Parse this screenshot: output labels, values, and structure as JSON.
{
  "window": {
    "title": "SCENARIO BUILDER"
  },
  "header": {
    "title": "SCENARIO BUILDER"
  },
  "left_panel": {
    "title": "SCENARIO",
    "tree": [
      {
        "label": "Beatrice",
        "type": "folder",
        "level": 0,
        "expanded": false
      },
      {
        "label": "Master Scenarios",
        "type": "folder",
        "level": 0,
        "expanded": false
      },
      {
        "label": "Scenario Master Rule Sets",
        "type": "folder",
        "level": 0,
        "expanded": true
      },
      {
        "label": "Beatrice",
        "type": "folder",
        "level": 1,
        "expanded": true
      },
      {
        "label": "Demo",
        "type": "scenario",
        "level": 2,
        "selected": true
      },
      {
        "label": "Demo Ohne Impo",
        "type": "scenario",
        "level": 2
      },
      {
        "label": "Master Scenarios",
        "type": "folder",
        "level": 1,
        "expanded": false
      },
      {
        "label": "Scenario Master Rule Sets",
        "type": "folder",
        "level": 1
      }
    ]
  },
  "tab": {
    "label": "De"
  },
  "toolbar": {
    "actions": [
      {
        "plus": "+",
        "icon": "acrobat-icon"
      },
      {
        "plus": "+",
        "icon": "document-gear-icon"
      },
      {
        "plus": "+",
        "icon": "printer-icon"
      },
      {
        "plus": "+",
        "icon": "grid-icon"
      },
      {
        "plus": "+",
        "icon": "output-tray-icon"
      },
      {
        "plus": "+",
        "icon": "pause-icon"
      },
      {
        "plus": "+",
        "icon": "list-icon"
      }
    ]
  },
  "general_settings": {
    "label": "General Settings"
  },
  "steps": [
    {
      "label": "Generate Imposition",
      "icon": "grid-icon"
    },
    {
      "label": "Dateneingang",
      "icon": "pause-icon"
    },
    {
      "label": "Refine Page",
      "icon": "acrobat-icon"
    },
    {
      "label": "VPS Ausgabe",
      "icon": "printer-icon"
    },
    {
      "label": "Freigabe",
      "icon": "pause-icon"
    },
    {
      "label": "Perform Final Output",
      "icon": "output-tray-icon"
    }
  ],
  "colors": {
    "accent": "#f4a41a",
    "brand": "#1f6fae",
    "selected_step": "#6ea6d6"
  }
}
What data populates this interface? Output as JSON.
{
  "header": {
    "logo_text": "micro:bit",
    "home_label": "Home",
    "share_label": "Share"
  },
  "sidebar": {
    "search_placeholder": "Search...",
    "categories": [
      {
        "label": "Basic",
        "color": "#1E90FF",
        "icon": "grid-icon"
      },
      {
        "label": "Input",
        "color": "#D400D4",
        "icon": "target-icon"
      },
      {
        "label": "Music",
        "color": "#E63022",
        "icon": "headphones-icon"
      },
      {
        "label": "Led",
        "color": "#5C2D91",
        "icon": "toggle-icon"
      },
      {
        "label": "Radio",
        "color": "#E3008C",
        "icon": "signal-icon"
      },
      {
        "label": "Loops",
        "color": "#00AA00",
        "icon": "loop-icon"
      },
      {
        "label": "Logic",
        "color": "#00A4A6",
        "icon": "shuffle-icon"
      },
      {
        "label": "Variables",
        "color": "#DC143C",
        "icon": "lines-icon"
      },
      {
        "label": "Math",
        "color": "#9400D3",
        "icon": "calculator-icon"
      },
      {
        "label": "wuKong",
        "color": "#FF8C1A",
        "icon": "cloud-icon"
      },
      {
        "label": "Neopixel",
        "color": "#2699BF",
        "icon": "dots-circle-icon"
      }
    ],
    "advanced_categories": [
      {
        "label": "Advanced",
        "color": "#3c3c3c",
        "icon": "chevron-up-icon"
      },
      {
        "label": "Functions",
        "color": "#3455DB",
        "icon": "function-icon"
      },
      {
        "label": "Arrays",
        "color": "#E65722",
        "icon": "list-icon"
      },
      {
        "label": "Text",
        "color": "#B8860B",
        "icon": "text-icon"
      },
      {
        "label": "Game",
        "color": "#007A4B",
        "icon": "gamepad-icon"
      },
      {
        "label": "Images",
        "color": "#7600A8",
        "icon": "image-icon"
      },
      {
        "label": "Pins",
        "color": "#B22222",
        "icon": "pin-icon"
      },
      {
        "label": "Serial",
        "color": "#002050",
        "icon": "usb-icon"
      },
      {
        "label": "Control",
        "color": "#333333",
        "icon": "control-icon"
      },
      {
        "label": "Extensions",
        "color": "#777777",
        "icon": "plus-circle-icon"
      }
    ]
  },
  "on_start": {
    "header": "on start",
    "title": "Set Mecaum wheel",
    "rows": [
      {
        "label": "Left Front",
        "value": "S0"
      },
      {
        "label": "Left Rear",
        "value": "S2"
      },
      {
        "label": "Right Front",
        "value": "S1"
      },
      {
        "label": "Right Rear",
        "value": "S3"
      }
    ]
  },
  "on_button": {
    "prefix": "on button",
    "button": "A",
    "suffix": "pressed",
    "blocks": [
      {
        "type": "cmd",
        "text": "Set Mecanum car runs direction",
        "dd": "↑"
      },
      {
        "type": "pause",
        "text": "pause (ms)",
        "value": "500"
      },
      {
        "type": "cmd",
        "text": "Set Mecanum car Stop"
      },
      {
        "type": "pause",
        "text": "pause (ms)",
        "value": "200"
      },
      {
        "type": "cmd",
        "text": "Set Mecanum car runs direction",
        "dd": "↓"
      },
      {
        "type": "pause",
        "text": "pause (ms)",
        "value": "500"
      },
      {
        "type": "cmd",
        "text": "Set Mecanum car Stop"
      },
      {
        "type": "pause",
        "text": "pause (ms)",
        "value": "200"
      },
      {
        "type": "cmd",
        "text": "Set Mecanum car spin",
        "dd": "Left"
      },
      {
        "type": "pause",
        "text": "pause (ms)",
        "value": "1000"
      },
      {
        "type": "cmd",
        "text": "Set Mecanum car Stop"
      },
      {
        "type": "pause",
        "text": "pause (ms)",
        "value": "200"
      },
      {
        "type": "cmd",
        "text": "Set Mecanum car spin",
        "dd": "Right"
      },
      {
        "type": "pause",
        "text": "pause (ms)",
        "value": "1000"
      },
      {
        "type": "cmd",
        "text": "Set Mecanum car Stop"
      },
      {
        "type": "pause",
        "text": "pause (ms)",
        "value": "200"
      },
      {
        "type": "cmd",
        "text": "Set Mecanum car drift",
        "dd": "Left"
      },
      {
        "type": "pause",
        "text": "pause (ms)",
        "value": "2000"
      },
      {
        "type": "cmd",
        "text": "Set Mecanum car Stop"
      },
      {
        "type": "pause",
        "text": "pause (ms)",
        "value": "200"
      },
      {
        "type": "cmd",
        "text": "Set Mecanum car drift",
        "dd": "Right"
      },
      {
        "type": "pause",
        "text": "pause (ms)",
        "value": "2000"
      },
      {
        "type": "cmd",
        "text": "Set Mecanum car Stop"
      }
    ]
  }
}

● ● ● ● ● ● ●

• _Work instructions_
Transcribe all of the entries without altering anything.

• _Full answer_
Parse this screenshot: output labels, values, and structure as JSON.
{
  "window": {
    "title": "SCENARIO BUILDER"
  },
  "header": {
    "title": "SCENARIO BUILDER"
  },
  "left_panel": {
    "title": "SCENARIO",
    "tree": [
      {
        "label": "Beatrice",
        "type": "folder",
        "level": 0,
        "expanded": false
      },
      {
        "label": "Master Scenarios",
        "type": "folder",
        "level": 0,
        "expanded": false
      },
      {
        "label": "Scenario Master Rule Sets",
        "type": "folder",
        "level": 0,
        "expanded": true
      },
      {
        "label": "Beatrice",
        "type": "folder",
        "level": 1,
        "expanded": true
      },
      {
        "label": "Demo",
        "type": "scenario",
        "level": 2,
        "selected": true
      },
      {
        "label": "Demo Ohne Impo",
        "type": "scenario",
        "level": 2
      },
      {
        "label": "Master Scenarios",
        "type": "folder",
        "level": 1,
        "expanded": false
      },
      {
        "label": "Scenario Master Rule Sets",
        "type": "folder",
        "level": 1
      }
    ]
  },
  "tab": {
    "label": "De"
  },
  "toolbar": {
    "actions": [
      {
        "plus": "+",
        "icon": "acrobat-icon"
      },
      {
        "plus": "+",
        "icon": "document-gear-icon"
      },
      {
        "plus": "+",
        "icon": "printer-icon"
      },
      {
        "plus": "+",
        "icon": "grid-icon"
      },
      {
        "plus": "+",
        "icon": "output-tray-icon"
      },
      {
        "plus": "+",
        "icon": "pause-icon"
      },
      {
        "plus": "+",
        "icon": "list-icon"
      }
    ]
  },
  "general_settings": {
    "label": "General Settings"
  },
  "steps": [
    {
      "label": "Generate Imposition",
      "icon": "grid-icon"
    },
    {
      "label": "Dateneingang",
      "icon": "pause-icon"
    },
    {
      "label": "Refine Page",
      "icon": "acrobat-icon"
    },
    {
      "label": "VPS Ausgabe",
      "icon": "printer-icon"
    },
    {
      "label": "Freigabe",
      "icon": "pause-icon"
    },
    {
      "label": "Perform Final Output",
      "icon": "output-tray-icon"
    }
  ],
  "colors": {
    "accent": "#f4a41a",
    "brand": "#1f6fae",
    "selected_step": "#6ea6d6"
  }
}
What data populates this interface? Output as JSON.
{
  "header": {
    "logo_text": "micro:bit",
    "home_label": "Home",
    "share_label": "Share"
  },
  "sidebar": {
    "search_placeholder": "Search...",
    "categories": [
      {
        "label": "Basic",
        "color": "#1E90FF",
        "icon": "grid-icon"
      },
      {
        "label": "Input",
        "color": "#D400D4",
        "icon": "target-icon"
      },
      {
        "label": "Music",
        "color": "#E63022",
        "icon": "headphones-icon"
      },
      {
        "label": "Led",
        "color": "#5C2D91",
        "icon": "toggle-icon"
      },
      {
        "label": "Radio",
        "color": "#E3008C",
        "icon": "signal-icon"
      },
      {
        "label": "Loops",
        "color": "#00AA00",
        "icon": "loop-icon"
      },
      {
        "label": "Logic",
        "color": "#00A4A6",
        "icon": "shuffle-icon"
      },
      {
        "label": "Variables",
        "color": "#DC143C",
        "icon": "lines-icon"
      },
      {
        "label": "Math",
        "color": "#9400D3",
        "icon": "calculator-icon"
      },
      {
        "label": "wuKong",
        "color": "#FF8C1A",
        "icon": "cloud-icon"
      },
      {
        "label": "Neopixel",
        "color": "#2699BF",
        "icon": "dots-circle-icon"
      }
    ],
    "advanced_categories": [
      {
        "label": "Advanced",
        "color": "#3c3c3c",
        "icon": "chevron-up-icon"
      },
      {
        "label": "Functions",
        "color": "#3455DB",
        "icon": "function-icon"
      },
      {
        "label": "Arrays",
        "color": "#E65722",
        "icon": "list-icon"
      },
      {
        "label": "Text",
        "color": "#B8860B",
        "icon": "text-icon"
      },
      {
        "label": "Game",
        "color": "#007A4B",
        "icon": "gamepad-icon"
      },
      {
        "label": "Images",
        "color": "#7600A8",
        "icon": "image-icon"
      },
      {
        "label": "Pins",
        "color": "#B22222",
        "icon": "pin-icon"
      },
      {
        "label": "Serial",
        "color": "#002050",
        "icon": "usb-icon"
      },
      {
        "label": "Control",
        "color": "#333333",
        "icon": "control-icon"
      },
      {
        "label": "Extensions",
        "color": "#777777",
        "icon": "plus-circle-icon"
      }
    ]
  },
  "on_start": {
    "header": "on start",
    "title": "Set Mecaum wheel",
    "rows": [
      {
        "label": "Left Front",
        "value": "S0"
      },
      {
        "label": "Left Rear",
        "value": "S2"
      },
      {
        "label": "Right Front",
        "value": "S1"
      },
      {
        "label": "Right Rear",
        "value": "S3"
      }
    ]
  },
  "on_button": {
    "prefix": "on button",
    "button": "A",
    "suffix": "pressed",
    "blocks": [
      {
        "type": "cmd",
        "text": "Set Mecanum car runs direction",
        "dd": "↑"
      },
      {
        "type": "pause",
        "text": "pause (ms)",
        "value": "500"
      },
      {
        "type": "cmd",
        "text": "Set Mecanum car Stop"
      },
      {
        "type": "pause",
        "text": "pause (ms)",
        "value": "200"
      },
      {
        "type": "cmd",
        "text": "Set Mecanum car runs direction",
        "dd": "↓"
      },
      {
        "type": "pause",
        "text": "pause (ms)",
        "value": "500"
      },
      {
        "type": "cmd",
        "text": "Set Mecanum car Stop"
      },
      {
        "type": "pause",
        "text": "pause (ms)",
        "value": "200"
      },
      {
        "type": "cmd",
        "text": "Set Mecanum car spin",
        "dd": "Left"
      },
      {
        "type": "pause",
        "text": "pause (ms)",
        "value": "1000"
      },
      {
        "type": "cmd",
        "text": "Set Mecanum car Stop"
      },
      {
        "type": "pause",
        "text": "pause (ms)",
        "value": "200"
      },
      {
        "type": "cmd",
        "text": "Set Mecanum car spin",
        "dd": "Right"
      },
      {
        "type": "pause",
        "text": "pause (ms)",
        "value": "1000"
      },
      {
        "type": "cmd",
        "text": "Set Mecanum car Stop"
      },
      {
        "type": "pause",
        "text": "pause (ms)",
        "value": "200"
      },
      {
        "type": "cmd",
        "text": "Set Mecanum car drift",
        "dd": "Left"
      },
      {
        "type": "pause",
        "text": "pause (ms)",
        "value": "2000"
      },
      {
        "type": "cmd",
        "text": "Set Mecanum car Stop"
      },
      {
        "type": "pause",
        "text": "pause (ms)",
        "value": "200"
      },
      {
        "type": "cmd",
        "text": "Set Mecanum car drift",
        "dd": "Right"
      },
      {
        "type": "pause",
        "text": "pause (ms)",
        "value": "2000"
      },
      {
        "type": "cmd",
        "text": "Set Mecanum car Stop"
      }
    ]
  }
}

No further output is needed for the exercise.